Problem requirements: Print the line containing "Type out the text in this image." and each line after it through the end, please, with nothing added.

Supplied records:
..........

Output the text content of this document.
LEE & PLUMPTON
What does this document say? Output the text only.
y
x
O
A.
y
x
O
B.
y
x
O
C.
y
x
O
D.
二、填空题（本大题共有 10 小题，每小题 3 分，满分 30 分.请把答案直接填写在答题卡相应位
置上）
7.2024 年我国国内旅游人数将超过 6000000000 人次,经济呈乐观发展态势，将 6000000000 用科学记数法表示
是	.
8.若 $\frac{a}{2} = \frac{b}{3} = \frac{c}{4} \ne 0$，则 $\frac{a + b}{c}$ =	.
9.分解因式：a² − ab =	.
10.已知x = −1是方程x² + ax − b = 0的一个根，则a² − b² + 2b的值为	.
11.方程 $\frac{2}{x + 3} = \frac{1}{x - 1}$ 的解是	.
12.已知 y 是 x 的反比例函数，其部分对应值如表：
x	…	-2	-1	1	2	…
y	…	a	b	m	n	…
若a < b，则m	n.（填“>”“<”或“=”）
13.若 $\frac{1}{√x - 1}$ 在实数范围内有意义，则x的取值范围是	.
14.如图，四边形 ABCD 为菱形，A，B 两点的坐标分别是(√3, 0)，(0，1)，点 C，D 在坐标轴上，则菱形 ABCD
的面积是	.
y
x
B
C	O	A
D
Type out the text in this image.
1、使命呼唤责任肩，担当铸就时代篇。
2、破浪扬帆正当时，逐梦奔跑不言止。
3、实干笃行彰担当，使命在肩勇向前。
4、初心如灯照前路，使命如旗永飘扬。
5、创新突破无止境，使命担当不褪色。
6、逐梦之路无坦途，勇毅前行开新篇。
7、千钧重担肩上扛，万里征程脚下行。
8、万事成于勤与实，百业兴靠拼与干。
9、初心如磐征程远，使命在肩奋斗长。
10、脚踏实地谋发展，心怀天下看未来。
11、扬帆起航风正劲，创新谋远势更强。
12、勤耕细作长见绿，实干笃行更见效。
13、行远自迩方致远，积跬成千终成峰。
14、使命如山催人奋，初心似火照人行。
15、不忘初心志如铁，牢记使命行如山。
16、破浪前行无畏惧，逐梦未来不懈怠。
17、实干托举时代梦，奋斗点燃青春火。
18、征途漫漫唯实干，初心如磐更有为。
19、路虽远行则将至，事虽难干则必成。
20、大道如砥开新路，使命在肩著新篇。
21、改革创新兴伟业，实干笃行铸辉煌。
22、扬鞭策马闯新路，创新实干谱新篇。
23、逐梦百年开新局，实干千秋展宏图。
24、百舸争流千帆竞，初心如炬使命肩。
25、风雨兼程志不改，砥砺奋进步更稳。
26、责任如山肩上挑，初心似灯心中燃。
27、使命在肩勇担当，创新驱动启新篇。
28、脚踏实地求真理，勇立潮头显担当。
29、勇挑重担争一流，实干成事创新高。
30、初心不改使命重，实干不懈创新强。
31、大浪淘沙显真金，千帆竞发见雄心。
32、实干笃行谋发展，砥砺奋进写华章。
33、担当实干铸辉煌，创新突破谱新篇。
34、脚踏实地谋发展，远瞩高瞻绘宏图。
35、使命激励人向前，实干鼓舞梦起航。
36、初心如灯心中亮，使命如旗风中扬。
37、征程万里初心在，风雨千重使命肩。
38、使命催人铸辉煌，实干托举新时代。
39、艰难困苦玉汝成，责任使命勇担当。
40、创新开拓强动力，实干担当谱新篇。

..........

Completed task:
Type out the text in this image.
1、使命呼唤责任肩，担当铸就时代篇。
2、破浪扬帆正当时，逐梦奔跑不言止。
3、实干笃行彰担当，使命在肩勇向前。
4、初心如灯照前路，使命如旗永飘扬。
5、创新突破无止境，使命担当不褪色。
6、逐梦之路无坦途，勇毅前行开新篇。
7、千钧重担肩上扛，万里征程脚下行。
8、万事成于勤与实，百业兴靠拼与干。
9、初心如磐征程远，使命在肩奋斗长。
10、脚踏实地谋发展，心怀天下看未来。
11、扬帆起航风正劲，创新谋远势更强。
12、勤耕细作长见绿，实干笃行更见效。
13、行远自迩方致远，积跬成千终成峰。
14、使命如山催人奋，初心似火照人行。
15、不忘初心志如铁，牢记使命行如山。
16、破浪前行无畏惧，逐梦未来不懈怠。
17、实干托举时代梦，奋斗点燃青春火。
18、征途漫漫唯实干，初心如磐更有为。
19、路虽远行则将至，事虽难干则必成。
20、大道如砥开新路，使命在肩著新篇。
21、改革创新兴伟业，实干笃行铸辉煌。
22、扬鞭策马闯新路，创新实干谱新篇。
23、逐梦百年开新局，实干千秋展宏图。
24、百舸争流千帆竞，初心如炬使命肩。
25、风雨兼程志不改，砥砺奋进步更稳。
26、责任如山肩上挑，初心似灯心中燃。
27、使命在肩勇担当，创新驱动启新篇。
28、脚踏实地求真理，勇立潮头显担当。
29、勇挑重担争一流，实干成事创新高。
30、初心不改使命重，实干不懈创新强。
31、大浪淘沙显真金，千帆竞发见雄心。
32、实干笃行谋发展，砥砺奋进写华章。
33、担当实干铸辉煌，创新突破谱新篇。
34、脚踏实地谋发展，远瞩高瞻绘宏图。
35、使命激励人向前，实干鼓舞梦起航。
36、初心如灯心中亮，使命如旗风中扬。
37、征程万里初心在，风雨千重使命肩。
38、使命催人铸辉煌，实干托举新时代。
39、艰难困苦玉汝成，责任使命勇担当。
40、创新开拓强动力，实干担当谱新篇。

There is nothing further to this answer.